Write out the full set of records below exactly.

[Structured figure records]
++++++++++++++++++++
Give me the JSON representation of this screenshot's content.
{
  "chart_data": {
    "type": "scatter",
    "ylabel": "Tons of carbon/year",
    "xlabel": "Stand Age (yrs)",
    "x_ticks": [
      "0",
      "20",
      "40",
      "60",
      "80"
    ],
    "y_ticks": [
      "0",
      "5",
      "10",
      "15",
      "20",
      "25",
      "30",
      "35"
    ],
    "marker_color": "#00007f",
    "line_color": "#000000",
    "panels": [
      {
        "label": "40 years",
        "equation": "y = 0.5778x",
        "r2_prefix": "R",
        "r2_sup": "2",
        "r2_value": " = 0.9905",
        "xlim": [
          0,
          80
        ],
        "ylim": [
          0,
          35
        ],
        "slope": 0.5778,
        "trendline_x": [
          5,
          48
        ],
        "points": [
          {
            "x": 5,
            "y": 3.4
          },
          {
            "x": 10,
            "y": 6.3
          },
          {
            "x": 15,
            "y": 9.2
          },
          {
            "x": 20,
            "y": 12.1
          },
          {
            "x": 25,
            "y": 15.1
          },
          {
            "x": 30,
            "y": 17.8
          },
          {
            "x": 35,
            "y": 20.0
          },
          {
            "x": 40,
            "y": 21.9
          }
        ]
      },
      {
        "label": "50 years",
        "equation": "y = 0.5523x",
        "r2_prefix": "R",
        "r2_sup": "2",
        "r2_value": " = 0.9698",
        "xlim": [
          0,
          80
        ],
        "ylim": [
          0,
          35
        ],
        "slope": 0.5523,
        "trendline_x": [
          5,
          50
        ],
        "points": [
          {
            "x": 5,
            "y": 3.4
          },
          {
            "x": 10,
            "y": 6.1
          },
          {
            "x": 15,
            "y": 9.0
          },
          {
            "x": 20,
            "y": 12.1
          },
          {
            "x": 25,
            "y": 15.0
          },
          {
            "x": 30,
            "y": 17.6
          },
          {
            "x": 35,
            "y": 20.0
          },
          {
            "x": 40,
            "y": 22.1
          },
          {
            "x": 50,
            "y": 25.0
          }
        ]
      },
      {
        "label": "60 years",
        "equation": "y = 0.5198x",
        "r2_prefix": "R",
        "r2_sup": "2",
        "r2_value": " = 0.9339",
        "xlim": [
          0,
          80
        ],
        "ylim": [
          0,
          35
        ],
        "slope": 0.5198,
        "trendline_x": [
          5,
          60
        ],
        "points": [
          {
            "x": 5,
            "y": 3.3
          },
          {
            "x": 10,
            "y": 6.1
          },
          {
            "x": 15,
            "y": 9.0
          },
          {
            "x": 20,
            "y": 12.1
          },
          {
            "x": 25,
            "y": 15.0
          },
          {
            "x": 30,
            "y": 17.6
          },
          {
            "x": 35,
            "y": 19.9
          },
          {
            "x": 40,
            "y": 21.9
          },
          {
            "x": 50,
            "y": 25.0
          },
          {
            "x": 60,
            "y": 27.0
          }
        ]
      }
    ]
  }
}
++++++++++++++++++++
#### Written reply:
Give me the JSON representation of this screenshot's content.
{
  "chart_data": {
    "type": "scatter",
    "ylabel": "Tons of carbon/year",
    "xlabel": "Stand Age (yrs)",
    "x_ticks": [
      "0",
      "20",
      "40",
      "60",
      "80"
    ],
    "y_ticks": [
      "0",
      "5",
      "10",
      "15",
      "20",
      "25",
      "30",
      "35"
    ],
    "marker_color": "#00007f",
    "line_color": "#000000",
    "panels": [
      {
        "label": "40 years",
        "equation": "y = 0.5778x",
        "r2_prefix": "R",
        "r2_sup": "2",
        "r2_value": " = 0.9905",
        "xlim": [
          0,
          80
        ],
        "ylim": [
          0,
          35
        ],
        "slope": 0.5778,
        "trendline_x": [
          5,
          48
        ],
        "points": [
          {
            "x": 5,
            "y": 3.4
          },
          {
            "x": 10,
            "y": 6.3
          },
          {
            "x": 15,
            "y": 9.2
          },
          {
            "x": 20,
            "y": 12.1
          },
          {
            "x": 25,
            "y": 15.1
          },
          {
            "x": 30,
            "y": 17.8
          },
          {
            "x": 35,
            "y": 20.0
          },
          {
            "x": 40,
            "y": 21.9
          }
        ]
      },
      {
        "label": "50 years",
        "equation": "y = 0.5523x",
        "r2_prefix": "R",
        "r2_sup": "2",
        "r2_value": " = 0.9698",
        "xlim": [
          0,
          80
        ],
        "ylim": [
          0,
          35
        ],
        "slope": 0.5523,
        "trendline_x": [
          5,
          50
        ],
        "points": [
          {
            "x": 5,
            "y": 3.4
          },
          {
            "x": 10,
            "y": 6.1
          },
          {
            "x": 15,
            "y": 9.0
          },
          {
            "x": 20,
            "y": 12.1
          },
          {
            "x": 25,
            "y": 15.0
          },
          {
            "x": 30,
            "y": 17.6
          },
          {
            "x": 35,
            "y": 20.0
          },
          {
            "x": 40,
            "y": 22.1
          },
          {
            "x": 50,
            "y": 25.0
          }
        ]
      },
      {
        "label": "60 years",
        "equation": "y = 0.5198x",
        "r2_prefix": "R",
        "r2_sup": "2",
        "r2_value": " = 0.9339",
        "xlim": [
          0,
          80
        ],
        "ylim": [
          0,
          35
        ],
        "slope": 0.5198,
        "trendline_x": [
          5,
          60
        ],
        "points": [
          {
            "x": 5,
            "y": 3.3
          },
          {
            "x": 10,
            "y": 6.1
          },
          {
            "x": 15,
            "y": 9.0
          },
          {
            "x": 20,
            "y": 12.1
          },
          {
            "x": 25,
            "y": 15.0
          },
          {
            "x": 30,
            "y": 17.6
          },
          {
            "x": 35,
            "y": 19.9
          },
          {
            "x": 40,
            "y": 21.9
          },
          {
            "x": 50,
            "y": 25.0
          },
          {
            "x": 60,
            "y": 27.0
          }
        ]
      }
    ]
  }
}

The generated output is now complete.